Provided records »
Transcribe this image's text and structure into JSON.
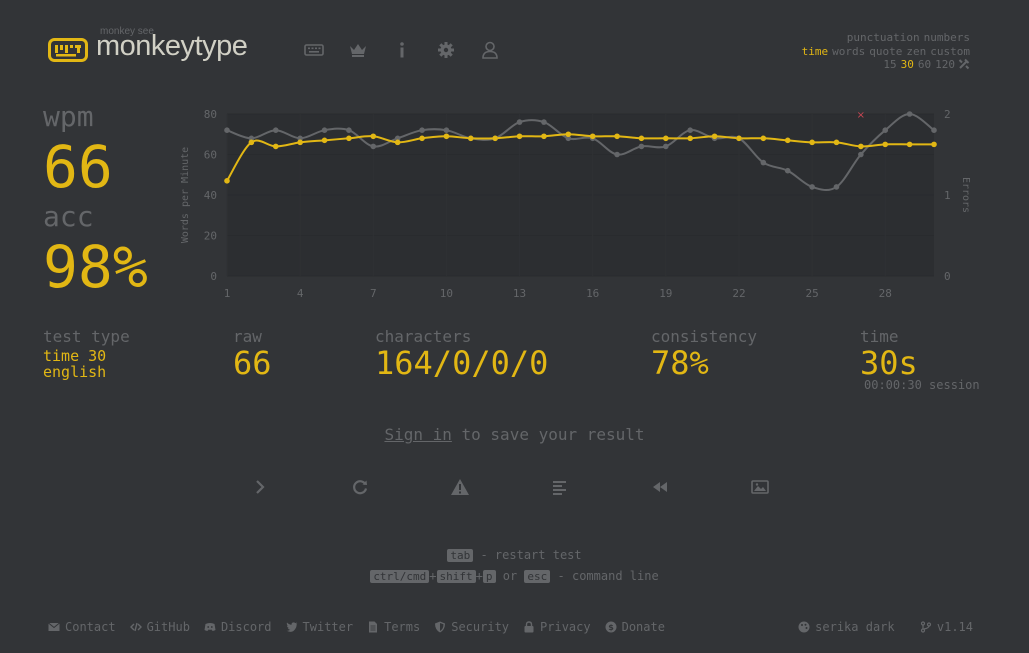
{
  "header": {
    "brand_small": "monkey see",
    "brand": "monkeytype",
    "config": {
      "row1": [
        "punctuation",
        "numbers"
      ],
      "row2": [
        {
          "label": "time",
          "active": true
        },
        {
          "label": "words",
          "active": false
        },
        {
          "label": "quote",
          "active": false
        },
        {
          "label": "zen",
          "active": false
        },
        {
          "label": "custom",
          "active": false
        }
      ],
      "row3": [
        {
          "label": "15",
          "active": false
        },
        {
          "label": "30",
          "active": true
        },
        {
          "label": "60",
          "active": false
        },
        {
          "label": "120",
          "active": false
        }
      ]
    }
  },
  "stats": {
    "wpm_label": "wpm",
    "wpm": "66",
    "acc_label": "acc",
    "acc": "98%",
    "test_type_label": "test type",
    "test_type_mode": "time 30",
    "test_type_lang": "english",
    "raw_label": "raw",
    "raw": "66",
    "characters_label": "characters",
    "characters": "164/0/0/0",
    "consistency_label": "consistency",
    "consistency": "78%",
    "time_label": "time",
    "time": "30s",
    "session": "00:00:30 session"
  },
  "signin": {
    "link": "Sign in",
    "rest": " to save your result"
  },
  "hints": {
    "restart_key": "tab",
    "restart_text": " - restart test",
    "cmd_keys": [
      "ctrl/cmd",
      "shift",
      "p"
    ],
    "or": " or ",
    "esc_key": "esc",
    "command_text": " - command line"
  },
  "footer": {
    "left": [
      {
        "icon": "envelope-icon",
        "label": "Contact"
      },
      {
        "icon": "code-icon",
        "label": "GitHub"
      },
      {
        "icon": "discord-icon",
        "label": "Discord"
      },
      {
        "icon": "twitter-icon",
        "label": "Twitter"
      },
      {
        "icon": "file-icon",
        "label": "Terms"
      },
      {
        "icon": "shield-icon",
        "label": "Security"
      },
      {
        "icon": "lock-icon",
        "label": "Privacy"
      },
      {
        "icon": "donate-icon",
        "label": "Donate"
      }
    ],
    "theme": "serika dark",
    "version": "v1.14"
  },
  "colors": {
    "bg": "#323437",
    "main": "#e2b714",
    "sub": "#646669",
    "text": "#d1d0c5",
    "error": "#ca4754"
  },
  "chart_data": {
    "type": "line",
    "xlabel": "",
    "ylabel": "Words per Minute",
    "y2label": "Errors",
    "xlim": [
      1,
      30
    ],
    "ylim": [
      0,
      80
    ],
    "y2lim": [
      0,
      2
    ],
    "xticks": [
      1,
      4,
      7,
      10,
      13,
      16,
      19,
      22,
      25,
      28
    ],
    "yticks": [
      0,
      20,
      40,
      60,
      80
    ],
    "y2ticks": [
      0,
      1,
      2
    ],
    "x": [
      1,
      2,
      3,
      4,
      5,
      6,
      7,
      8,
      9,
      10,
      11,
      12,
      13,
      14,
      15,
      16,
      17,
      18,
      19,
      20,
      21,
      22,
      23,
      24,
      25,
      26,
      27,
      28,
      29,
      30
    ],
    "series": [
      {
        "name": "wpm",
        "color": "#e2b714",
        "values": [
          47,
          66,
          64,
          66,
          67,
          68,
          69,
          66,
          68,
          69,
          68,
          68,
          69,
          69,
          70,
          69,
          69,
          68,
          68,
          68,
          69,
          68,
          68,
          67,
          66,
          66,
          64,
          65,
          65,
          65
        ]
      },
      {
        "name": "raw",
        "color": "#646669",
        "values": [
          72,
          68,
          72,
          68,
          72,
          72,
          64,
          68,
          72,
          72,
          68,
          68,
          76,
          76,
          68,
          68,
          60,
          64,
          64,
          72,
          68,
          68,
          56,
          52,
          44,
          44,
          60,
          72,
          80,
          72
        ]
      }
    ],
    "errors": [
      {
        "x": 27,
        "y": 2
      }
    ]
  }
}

Directive » Leave out the pictures and give the listing above again exactly.

Completed task »
Transcribe this image's text and structure into JSON.
{
  "header": {
    "brand_small": "monkey see",
    "brand": "monkeytype",
    "config": {
      "row1": [
        "punctuation",
        "numbers"
      ],
      "row2": [
        {
          "label": "time",
          "active": true
        },
        {
          "label": "words",
          "active": false
        },
        {
          "label": "quote",
          "active": false
        },
        {
          "label": "zen",
          "active": false
        },
        {
          "label": "custom",
          "active": false
        }
      ],
      "row3": [
        {
          "label": "15",
          "active": false
        },
        {
          "label": "30",
          "active": true
        },
        {
          "label": "60",
          "active": false
        },
        {
          "label": "120",
          "active": false
        }
      ]
    }
  },
  "stats": {
    "wpm_label": "wpm",
    "wpm": "66",
    "acc_label": "acc",
    "acc": "98%",
    "test_type_label": "test type",
    "test_type_mode": "time 30",
    "test_type_lang": "english",
    "raw_label": "raw",
    "raw": "66",
    "characters_label": "characters",
    "characters": "164/0/0/0",
    "consistency_label": "consistency",
    "consistency": "78%",
    "time_label": "time",
    "time": "30s",
    "session": "00:00:30 session"
  },
  "signin": {
    "link": "Sign in",
    "rest": " to save your result"
  },
  "hints": {
    "restart_key": "tab",
    "restart_text": " - restart test",
    "cmd_keys": [
      "ctrl/cmd",
      "shift",
      "p"
    ],
    "or": " or ",
    "esc_key": "esc",
    "command_text": " - command line"
  },
  "footer": {
    "left": [
      {
        "icon": "envelope-icon",
        "label": "Contact"
      },
      {
        "icon": "code-icon",
        "label": "GitHub"
      },
      {
        "icon": "discord-icon",
        "label": "Discord"
      },
      {
        "icon": "twitter-icon",
        "label": "Twitter"
      },
      {
        "icon": "file-icon",
        "label": "Terms"
      },
      {
        "icon": "shield-icon",
        "label": "Security"
      },
      {
        "icon": "lock-icon",
        "label": "Privacy"
      },
      {
        "icon": "donate-icon",
        "label": "Donate"
      }
    ],
    "theme": "serika dark",
    "version": "v1.14"
  },
  "colors": {
    "bg": "#323437",
    "main": "#e2b714",
    "sub": "#646669",
    "text": "#d1d0c5",
    "error": "#ca4754"
  },
  "chart_data": {
    "type": "line",
    "xlabel": "",
    "ylabel": "Words per Minute",
    "y2label": "Errors",
    "xlim": [
      1,
      30
    ],
    "ylim": [
      0,
      80
    ],
    "y2lim": [
      0,
      2
    ],
    "xticks": [
      1,
      4,
      7,
      10,
      13,
      16,
      19,
      22,
      25,
      28
    ],
    "yticks": [
      0,
      20,
      40,
      60,
      80
    ],
    "y2ticks": [
      0,
      1,
      2
    ],
    "x": [
      1,
      2,
      3,
      4,
      5,
      6,
      7,
      8,
      9,
      10,
      11,
      12,
      13,
      14,
      15,
      16,
      17,
      18,
      19,
      20,
      21,
      22,
      23,
      24,
      25,
      26,
      27,
      28,
      29,
      30
    ],
    "series": [
      {
        "name": "wpm",
        "color": "#e2b714",
        "values": [
          47,
          66,
          64,
          66,
          67,
          68,
          69,
          66,
          68,
          69,
          68,
          68,
          69,
          69,
          70,
          69,
          69,
          68,
          68,
          68,
          69,
          68,
          68,
          67,
          66,
          66,
          64,
          65,
          65,
          65
        ]
      },
      {
        "name": "raw",
        "color": "#646669",
        "values": [
          72,
          68,
          72,
          68,
          72,
          72,
          64,
          68,
          72,
          72,
          68,
          68,
          76,
          76,
          68,
          68,
          60,
          64,
          64,
          72,
          68,
          68,
          56,
          52,
          44,
          44,
          60,
          72,
          80,
          72
        ]
      }
    ],
    "errors": [
      {
        "x": 27,
        "y": 2
      }
    ]
  }
}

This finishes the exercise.